Raw records
###

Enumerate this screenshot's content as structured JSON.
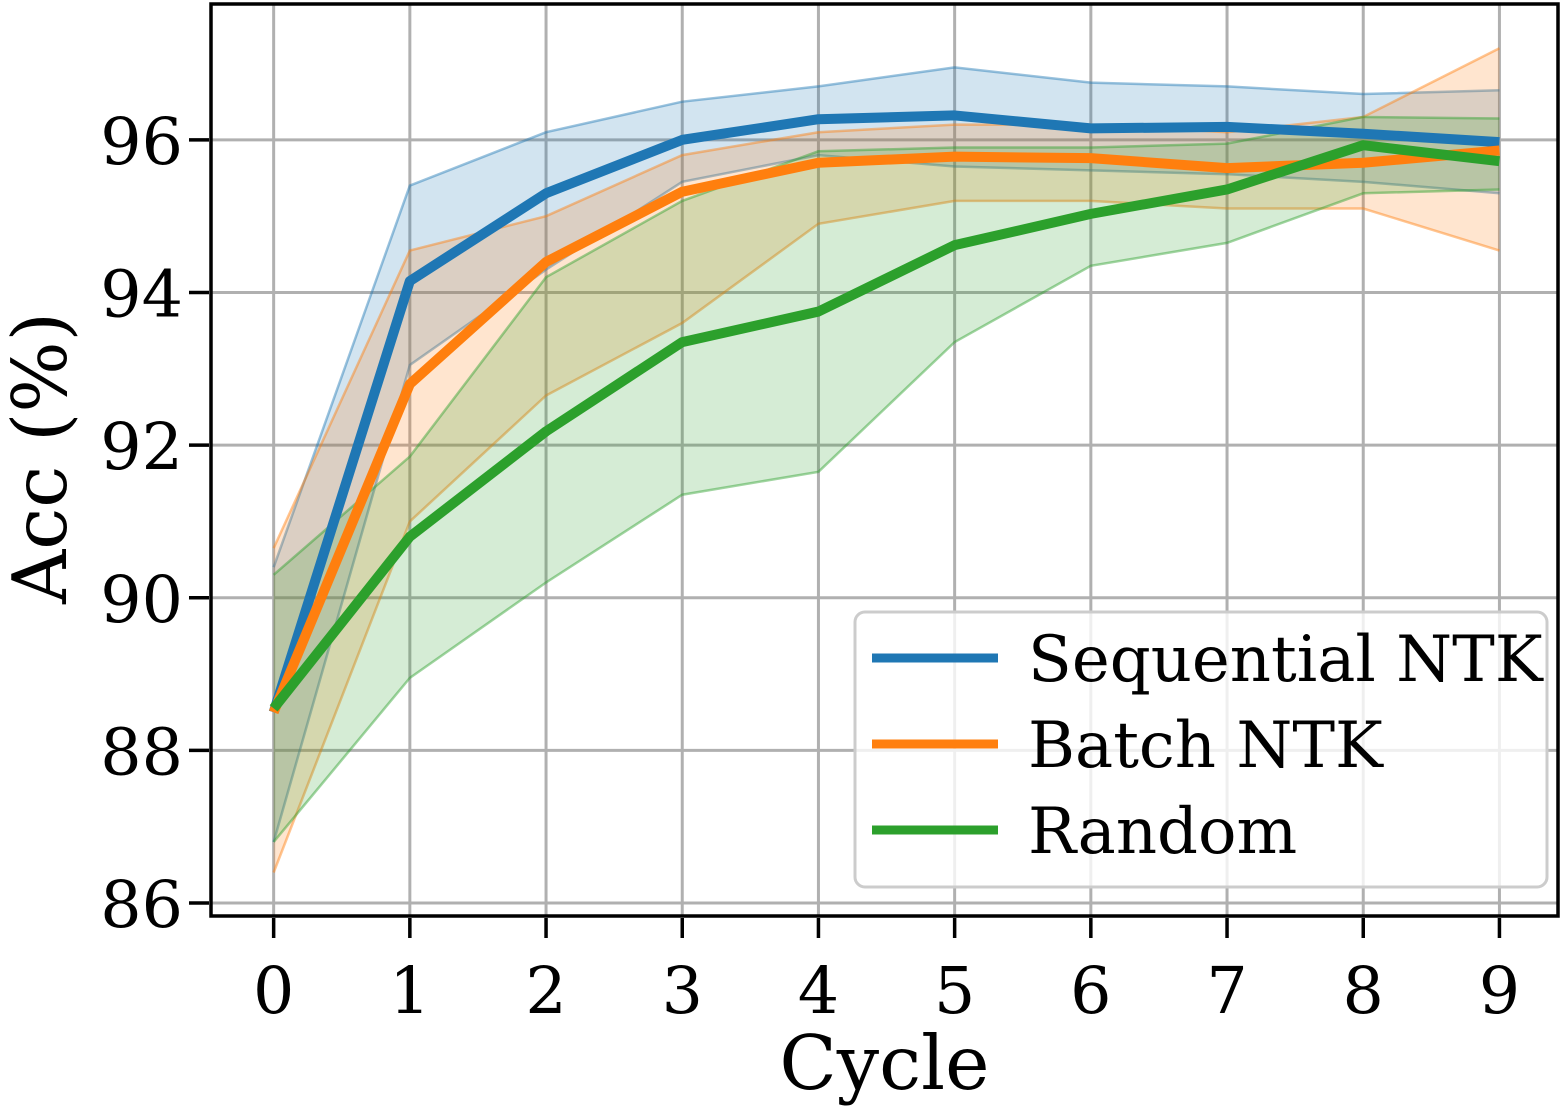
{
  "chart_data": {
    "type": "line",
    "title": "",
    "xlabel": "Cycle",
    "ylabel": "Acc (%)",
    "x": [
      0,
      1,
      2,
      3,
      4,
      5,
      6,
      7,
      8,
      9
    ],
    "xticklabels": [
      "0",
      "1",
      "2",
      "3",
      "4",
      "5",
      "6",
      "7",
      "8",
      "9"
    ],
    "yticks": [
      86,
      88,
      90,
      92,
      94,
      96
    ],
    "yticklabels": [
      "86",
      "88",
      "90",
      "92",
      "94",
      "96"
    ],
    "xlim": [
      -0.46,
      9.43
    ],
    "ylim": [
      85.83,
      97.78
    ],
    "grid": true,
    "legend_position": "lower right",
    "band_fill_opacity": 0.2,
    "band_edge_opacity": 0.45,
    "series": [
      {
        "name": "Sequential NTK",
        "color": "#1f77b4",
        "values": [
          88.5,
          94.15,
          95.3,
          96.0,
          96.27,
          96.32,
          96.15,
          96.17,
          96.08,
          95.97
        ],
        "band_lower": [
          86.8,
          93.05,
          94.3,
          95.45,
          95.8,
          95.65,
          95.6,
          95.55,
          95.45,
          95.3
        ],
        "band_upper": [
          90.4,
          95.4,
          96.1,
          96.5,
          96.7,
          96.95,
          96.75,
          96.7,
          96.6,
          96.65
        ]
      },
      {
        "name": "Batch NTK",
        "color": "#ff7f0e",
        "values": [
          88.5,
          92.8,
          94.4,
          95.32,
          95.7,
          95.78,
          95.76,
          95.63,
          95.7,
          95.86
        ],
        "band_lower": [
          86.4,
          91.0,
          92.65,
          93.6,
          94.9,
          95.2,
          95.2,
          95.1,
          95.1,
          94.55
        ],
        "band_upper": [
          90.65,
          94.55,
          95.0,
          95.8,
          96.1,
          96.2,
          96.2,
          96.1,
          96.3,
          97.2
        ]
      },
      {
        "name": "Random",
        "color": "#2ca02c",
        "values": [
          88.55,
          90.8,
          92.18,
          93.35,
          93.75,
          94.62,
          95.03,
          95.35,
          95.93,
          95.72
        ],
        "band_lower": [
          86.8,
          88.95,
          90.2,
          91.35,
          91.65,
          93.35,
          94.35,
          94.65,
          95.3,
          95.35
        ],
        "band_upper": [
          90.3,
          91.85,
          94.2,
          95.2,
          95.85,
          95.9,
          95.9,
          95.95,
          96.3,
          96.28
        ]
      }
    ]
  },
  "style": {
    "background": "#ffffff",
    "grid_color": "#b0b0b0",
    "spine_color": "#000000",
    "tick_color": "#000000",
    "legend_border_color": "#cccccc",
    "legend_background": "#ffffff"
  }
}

###

(What is asked) Write out the listing above exactly as it stands, pictures excluded.

(Full output)
Enumerate this screenshot's content as structured JSON.
{
  "chart_data": {
    "type": "line",
    "title": "",
    "xlabel": "Cycle",
    "ylabel": "Acc (%)",
    "x": [
      0,
      1,
      2,
      3,
      4,
      5,
      6,
      7,
      8,
      9
    ],
    "xticklabels": [
      "0",
      "1",
      "2",
      "3",
      "4",
      "5",
      "6",
      "7",
      "8",
      "9"
    ],
    "yticks": [
      86,
      88,
      90,
      92,
      94,
      96
    ],
    "yticklabels": [
      "86",
      "88",
      "90",
      "92",
      "94",
      "96"
    ],
    "xlim": [
      -0.46,
      9.43
    ],
    "ylim": [
      85.83,
      97.78
    ],
    "grid": true,
    "legend_position": "lower right",
    "band_fill_opacity": 0.2,
    "band_edge_opacity": 0.45,
    "series": [
      {
        "name": "Sequential NTK",
        "color": "#1f77b4",
        "values": [
          88.5,
          94.15,
          95.3,
          96.0,
          96.27,
          96.32,
          96.15,
          96.17,
          96.08,
          95.97
        ],
        "band_lower": [
          86.8,
          93.05,
          94.3,
          95.45,
          95.8,
          95.65,
          95.6,
          95.55,
          95.45,
          95.3
        ],
        "band_upper": [
          90.4,
          95.4,
          96.1,
          96.5,
          96.7,
          96.95,
          96.75,
          96.7,
          96.6,
          96.65
        ]
      },
      {
        "name": "Batch NTK",
        "color": "#ff7f0e",
        "values": [
          88.5,
          92.8,
          94.4,
          95.32,
          95.7,
          95.78,
          95.76,
          95.63,
          95.7,
          95.86
        ],
        "band_lower": [
          86.4,
          91.0,
          92.65,
          93.6,
          94.9,
          95.2,
          95.2,
          95.1,
          95.1,
          94.55
        ],
        "band_upper": [
          90.65,
          94.55,
          95.0,
          95.8,
          96.1,
          96.2,
          96.2,
          96.1,
          96.3,
          97.2
        ]
      },
      {
        "name": "Random",
        "color": "#2ca02c",
        "values": [
          88.55,
          90.8,
          92.18,
          93.35,
          93.75,
          94.62,
          95.03,
          95.35,
          95.93,
          95.72
        ],
        "band_lower": [
          86.8,
          88.95,
          90.2,
          91.35,
          91.65,
          93.35,
          94.35,
          94.65,
          95.3,
          95.35
        ],
        "band_upper": [
          90.3,
          91.85,
          94.2,
          95.2,
          95.85,
          95.9,
          95.9,
          95.95,
          96.3,
          96.28
        ]
      }
    ]
  },
  "style": {
    "background": "#ffffff",
    "grid_color": "#b0b0b0",
    "spine_color": "#000000",
    "tick_color": "#000000",
    "legend_border_color": "#cccccc",
    "legend_background": "#ffffff"
  }
}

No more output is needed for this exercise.